> **DO THIS**: Locate the string "structured" in the listing below. Copy every line where it is found.

> **DATA**:
------------------------------------------------------------------------
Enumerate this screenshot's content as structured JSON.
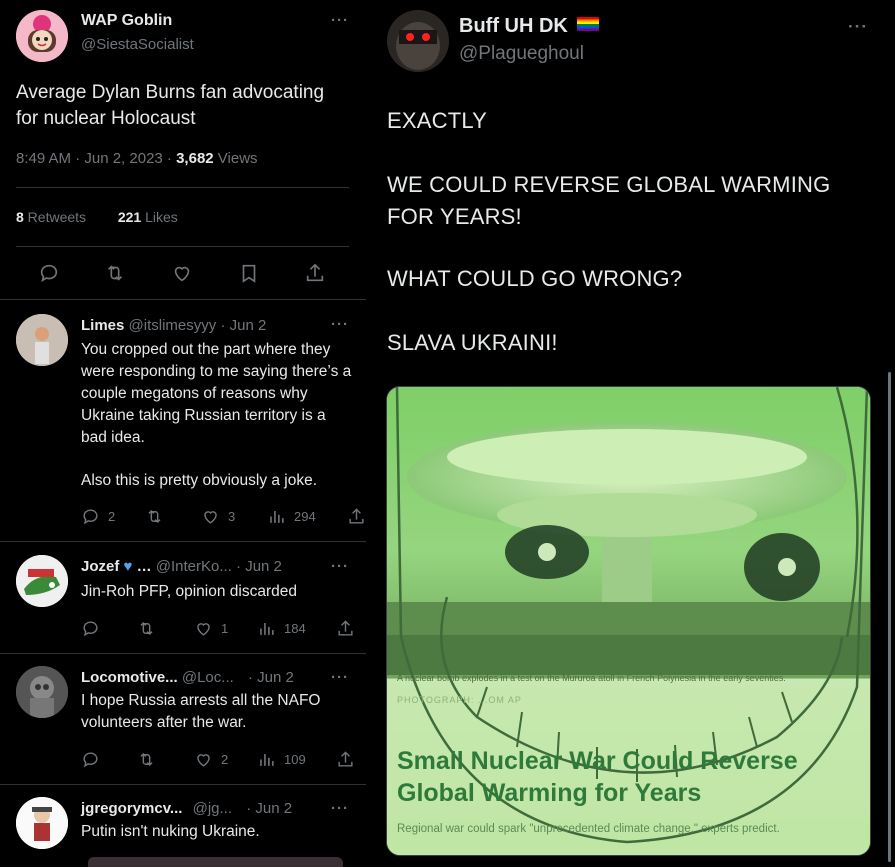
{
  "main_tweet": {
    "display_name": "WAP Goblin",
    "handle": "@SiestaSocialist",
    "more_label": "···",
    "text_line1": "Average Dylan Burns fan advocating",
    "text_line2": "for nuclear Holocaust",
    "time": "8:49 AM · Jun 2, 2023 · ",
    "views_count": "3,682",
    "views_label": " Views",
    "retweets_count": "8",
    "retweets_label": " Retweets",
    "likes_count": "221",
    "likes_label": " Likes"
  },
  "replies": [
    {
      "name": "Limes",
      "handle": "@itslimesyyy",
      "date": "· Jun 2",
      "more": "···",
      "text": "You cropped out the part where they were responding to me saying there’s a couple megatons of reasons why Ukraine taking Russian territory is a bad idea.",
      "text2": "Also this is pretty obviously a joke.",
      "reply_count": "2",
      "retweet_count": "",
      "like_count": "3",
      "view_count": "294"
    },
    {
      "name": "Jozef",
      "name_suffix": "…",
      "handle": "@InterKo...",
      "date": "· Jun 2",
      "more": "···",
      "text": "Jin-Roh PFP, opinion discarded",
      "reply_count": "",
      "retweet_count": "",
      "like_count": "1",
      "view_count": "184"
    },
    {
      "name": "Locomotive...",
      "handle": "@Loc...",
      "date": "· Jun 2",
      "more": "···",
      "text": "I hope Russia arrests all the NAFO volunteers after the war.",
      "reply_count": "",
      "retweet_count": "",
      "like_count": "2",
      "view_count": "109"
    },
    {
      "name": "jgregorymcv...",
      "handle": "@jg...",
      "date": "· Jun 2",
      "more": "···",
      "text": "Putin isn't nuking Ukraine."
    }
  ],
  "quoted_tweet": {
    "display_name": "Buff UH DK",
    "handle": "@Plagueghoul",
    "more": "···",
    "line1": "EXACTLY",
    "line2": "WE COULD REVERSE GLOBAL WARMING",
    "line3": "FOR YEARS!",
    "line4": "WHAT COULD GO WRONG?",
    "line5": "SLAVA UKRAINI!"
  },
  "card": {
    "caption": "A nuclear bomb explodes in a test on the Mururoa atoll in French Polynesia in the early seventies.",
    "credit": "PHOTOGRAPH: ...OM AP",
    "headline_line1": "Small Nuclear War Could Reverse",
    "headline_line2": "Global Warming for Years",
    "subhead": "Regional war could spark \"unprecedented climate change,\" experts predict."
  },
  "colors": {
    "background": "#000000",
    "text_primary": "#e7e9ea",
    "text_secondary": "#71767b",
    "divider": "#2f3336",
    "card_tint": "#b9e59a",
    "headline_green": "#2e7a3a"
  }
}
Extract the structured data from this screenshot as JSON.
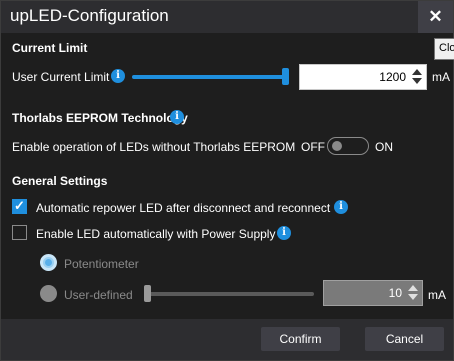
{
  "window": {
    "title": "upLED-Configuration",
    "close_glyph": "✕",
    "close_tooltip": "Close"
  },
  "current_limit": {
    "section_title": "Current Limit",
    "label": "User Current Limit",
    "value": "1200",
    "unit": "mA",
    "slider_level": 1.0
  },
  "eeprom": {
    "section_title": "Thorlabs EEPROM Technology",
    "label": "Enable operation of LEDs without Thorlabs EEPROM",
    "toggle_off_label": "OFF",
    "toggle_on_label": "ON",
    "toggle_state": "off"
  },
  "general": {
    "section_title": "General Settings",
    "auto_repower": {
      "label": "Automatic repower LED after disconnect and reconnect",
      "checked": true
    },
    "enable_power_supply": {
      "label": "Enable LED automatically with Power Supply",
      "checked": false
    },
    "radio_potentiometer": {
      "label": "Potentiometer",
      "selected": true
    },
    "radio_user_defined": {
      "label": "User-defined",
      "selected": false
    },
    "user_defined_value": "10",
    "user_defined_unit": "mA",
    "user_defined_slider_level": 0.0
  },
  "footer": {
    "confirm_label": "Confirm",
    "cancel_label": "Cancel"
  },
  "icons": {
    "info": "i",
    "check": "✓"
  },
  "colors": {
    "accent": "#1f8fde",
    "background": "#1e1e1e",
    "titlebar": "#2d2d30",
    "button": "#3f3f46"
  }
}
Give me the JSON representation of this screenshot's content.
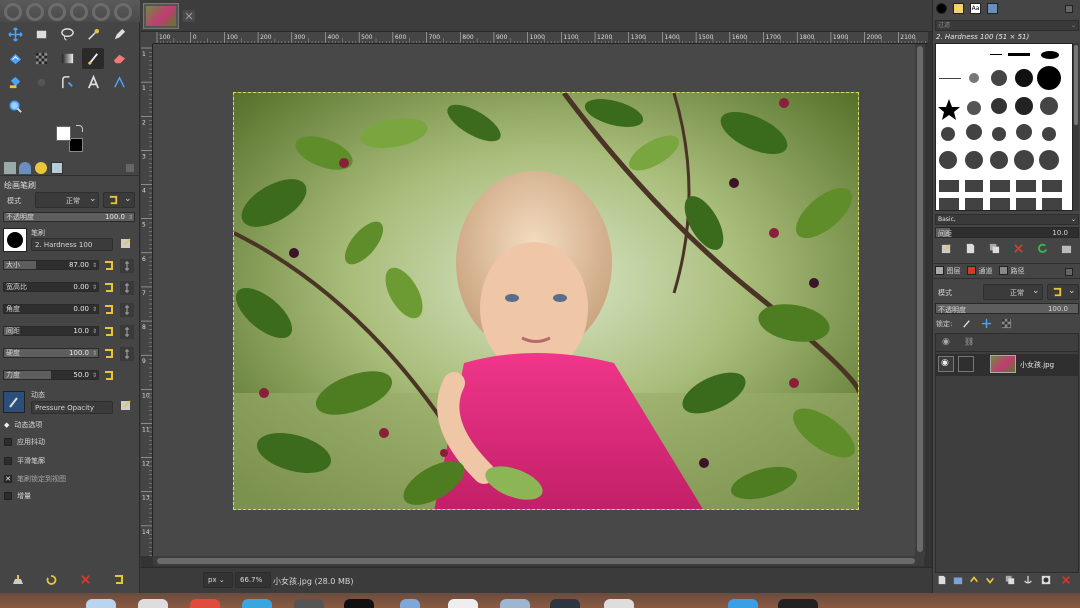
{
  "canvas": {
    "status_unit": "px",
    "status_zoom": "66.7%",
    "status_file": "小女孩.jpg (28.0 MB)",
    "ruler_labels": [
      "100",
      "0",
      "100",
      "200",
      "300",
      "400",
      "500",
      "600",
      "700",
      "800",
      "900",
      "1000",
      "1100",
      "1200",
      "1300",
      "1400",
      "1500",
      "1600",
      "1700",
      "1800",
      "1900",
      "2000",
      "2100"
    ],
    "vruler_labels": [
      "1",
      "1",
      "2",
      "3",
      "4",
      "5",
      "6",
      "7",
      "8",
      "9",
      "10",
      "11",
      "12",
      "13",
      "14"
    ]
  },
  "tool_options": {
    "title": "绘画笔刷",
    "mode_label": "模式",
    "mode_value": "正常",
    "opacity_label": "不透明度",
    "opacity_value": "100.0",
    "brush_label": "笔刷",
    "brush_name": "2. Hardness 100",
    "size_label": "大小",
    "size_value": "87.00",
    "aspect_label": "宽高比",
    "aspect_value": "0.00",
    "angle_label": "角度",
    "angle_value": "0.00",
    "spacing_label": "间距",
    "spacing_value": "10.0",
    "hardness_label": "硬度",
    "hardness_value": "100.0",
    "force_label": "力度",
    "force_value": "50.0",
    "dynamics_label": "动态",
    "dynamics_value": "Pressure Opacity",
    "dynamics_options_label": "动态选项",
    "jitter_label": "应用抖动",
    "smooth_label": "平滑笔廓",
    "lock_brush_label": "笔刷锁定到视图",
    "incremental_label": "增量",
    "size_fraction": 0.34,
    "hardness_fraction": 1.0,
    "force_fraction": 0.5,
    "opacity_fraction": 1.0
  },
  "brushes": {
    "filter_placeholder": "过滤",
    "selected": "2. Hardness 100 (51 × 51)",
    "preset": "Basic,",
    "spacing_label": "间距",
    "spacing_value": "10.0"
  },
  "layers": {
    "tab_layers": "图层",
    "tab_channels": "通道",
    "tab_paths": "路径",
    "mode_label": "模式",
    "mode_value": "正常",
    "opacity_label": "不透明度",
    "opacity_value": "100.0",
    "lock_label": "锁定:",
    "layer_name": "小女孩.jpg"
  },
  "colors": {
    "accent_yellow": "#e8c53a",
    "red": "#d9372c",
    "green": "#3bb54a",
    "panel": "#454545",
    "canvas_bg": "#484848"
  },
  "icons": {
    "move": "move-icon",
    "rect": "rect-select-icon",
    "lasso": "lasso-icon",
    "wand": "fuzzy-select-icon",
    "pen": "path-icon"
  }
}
------------------------------------------------------------------------
> **RESPONSE**:
Enumerate this screenshot's content as structured JSON.
Extract the structured data from this screenshot as JSON.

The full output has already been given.